TASK TO COMPLETE: Extract every line of the material below and reproduce it faithfully.
|---|
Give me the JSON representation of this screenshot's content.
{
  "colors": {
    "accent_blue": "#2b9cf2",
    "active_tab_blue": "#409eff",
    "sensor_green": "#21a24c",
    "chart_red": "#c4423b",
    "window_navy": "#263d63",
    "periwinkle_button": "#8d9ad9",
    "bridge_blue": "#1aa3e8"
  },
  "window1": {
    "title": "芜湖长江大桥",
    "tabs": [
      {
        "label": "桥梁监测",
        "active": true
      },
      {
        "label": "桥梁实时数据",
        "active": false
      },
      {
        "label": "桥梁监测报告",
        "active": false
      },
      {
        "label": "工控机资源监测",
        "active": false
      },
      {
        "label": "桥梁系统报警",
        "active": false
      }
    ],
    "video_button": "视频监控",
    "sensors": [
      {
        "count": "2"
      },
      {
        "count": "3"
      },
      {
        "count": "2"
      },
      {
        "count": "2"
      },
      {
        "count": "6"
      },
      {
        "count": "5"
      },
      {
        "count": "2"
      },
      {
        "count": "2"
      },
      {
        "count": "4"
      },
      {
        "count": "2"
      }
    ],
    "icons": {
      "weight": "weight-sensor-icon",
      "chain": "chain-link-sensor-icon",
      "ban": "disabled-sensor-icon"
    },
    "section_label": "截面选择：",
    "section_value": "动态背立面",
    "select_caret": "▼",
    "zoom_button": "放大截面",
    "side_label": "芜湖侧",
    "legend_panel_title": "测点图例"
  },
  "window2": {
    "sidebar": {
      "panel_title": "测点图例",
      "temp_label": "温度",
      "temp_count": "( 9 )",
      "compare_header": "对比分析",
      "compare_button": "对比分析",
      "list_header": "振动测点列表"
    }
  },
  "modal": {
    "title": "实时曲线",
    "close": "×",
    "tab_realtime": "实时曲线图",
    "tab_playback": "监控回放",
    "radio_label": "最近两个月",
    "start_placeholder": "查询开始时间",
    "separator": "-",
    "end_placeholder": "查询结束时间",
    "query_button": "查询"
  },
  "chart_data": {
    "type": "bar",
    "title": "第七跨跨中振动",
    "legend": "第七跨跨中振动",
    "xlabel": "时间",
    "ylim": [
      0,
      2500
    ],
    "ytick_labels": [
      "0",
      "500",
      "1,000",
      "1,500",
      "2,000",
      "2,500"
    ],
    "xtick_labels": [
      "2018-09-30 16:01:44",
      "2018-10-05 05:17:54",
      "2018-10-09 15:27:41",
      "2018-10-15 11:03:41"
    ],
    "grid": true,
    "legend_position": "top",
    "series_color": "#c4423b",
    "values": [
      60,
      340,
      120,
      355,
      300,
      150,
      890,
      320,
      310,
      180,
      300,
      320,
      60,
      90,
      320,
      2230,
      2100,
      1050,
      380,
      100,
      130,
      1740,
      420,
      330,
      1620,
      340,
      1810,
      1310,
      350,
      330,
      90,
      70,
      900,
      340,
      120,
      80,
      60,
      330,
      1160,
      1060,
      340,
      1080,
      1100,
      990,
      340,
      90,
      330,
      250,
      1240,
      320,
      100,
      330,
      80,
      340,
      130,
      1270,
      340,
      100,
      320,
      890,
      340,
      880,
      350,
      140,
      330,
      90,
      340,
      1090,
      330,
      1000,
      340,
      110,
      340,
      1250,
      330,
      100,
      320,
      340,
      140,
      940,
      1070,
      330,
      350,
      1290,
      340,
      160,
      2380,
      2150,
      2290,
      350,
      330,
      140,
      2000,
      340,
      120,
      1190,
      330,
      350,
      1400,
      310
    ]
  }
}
|---|
SOLVED PROBLEM:
Give me the JSON representation of this screenshot's content.
{
  "colors": {
    "accent_blue": "#2b9cf2",
    "active_tab_blue": "#409eff",
    "sensor_green": "#21a24c",
    "chart_red": "#c4423b",
    "window_navy": "#263d63",
    "periwinkle_button": "#8d9ad9",
    "bridge_blue": "#1aa3e8"
  },
  "window1": {
    "title": "芜湖长江大桥",
    "tabs": [
      {
        "label": "桥梁监测",
        "active": true
      },
      {
        "label": "桥梁实时数据",
        "active": false
      },
      {
        "label": "桥梁监测报告",
        "active": false
      },
      {
        "label": "工控机资源监测",
        "active": false
      },
      {
        "label": "桥梁系统报警",
        "active": false
      }
    ],
    "video_button": "视频监控",
    "sensors": [
      {
        "count": "2"
      },
      {
        "count": "3"
      },
      {
        "count": "2"
      },
      {
        "count": "2"
      },
      {
        "count": "6"
      },
      {
        "count": "5"
      },
      {
        "count": "2"
      },
      {
        "count": "2"
      },
      {
        "count": "4"
      },
      {
        "count": "2"
      }
    ],
    "icons": {
      "weight": "weight-sensor-icon",
      "chain": "chain-link-sensor-icon",
      "ban": "disabled-sensor-icon"
    },
    "section_label": "截面选择：",
    "section_value": "动态背立面",
    "select_caret": "▼",
    "zoom_button": "放大截面",
    "side_label": "芜湖侧",
    "legend_panel_title": "测点图例"
  },
  "window2": {
    "sidebar": {
      "panel_title": "测点图例",
      "temp_label": "温度",
      "temp_count": "( 9 )",
      "compare_header": "对比分析",
      "compare_button": "对比分析",
      "list_header": "振动测点列表"
    }
  },
  "modal": {
    "title": "实时曲线",
    "close": "×",
    "tab_realtime": "实时曲线图",
    "tab_playback": "监控回放",
    "radio_label": "最近两个月",
    "start_placeholder": "查询开始时间",
    "separator": "-",
    "end_placeholder": "查询结束时间",
    "query_button": "查询"
  },
  "chart_data": {
    "type": "bar",
    "title": "第七跨跨中振动",
    "legend": "第七跨跨中振动",
    "xlabel": "时间",
    "ylim": [
      0,
      2500
    ],
    "ytick_labels": [
      "0",
      "500",
      "1,000",
      "1,500",
      "2,000",
      "2,500"
    ],
    "xtick_labels": [
      "2018-09-30 16:01:44",
      "2018-10-05 05:17:54",
      "2018-10-09 15:27:41",
      "2018-10-15 11:03:41"
    ],
    "grid": true,
    "legend_position": "top",
    "series_color": "#c4423b",
    "values": [
      60,
      340,
      120,
      355,
      300,
      150,
      890,
      320,
      310,
      180,
      300,
      320,
      60,
      90,
      320,
      2230,
      2100,
      1050,
      380,
      100,
      130,
      1740,
      420,
      330,
      1620,
      340,
      1810,
      1310,
      350,
      330,
      90,
      70,
      900,
      340,
      120,
      80,
      60,
      330,
      1160,
      1060,
      340,
      1080,
      1100,
      990,
      340,
      90,
      330,
      250,
      1240,
      320,
      100,
      330,
      80,
      340,
      130,
      1270,
      340,
      100,
      320,
      890,
      340,
      880,
      350,
      140,
      330,
      90,
      340,
      1090,
      330,
      1000,
      340,
      110,
      340,
      1250,
      330,
      100,
      320,
      340,
      140,
      940,
      1070,
      330,
      350,
      1290,
      340,
      160,
      2380,
      2150,
      2290,
      350,
      330,
      140,
      2000,
      340,
      120,
      1190,
      330,
      350,
      1400,
      310
    ]
  }
}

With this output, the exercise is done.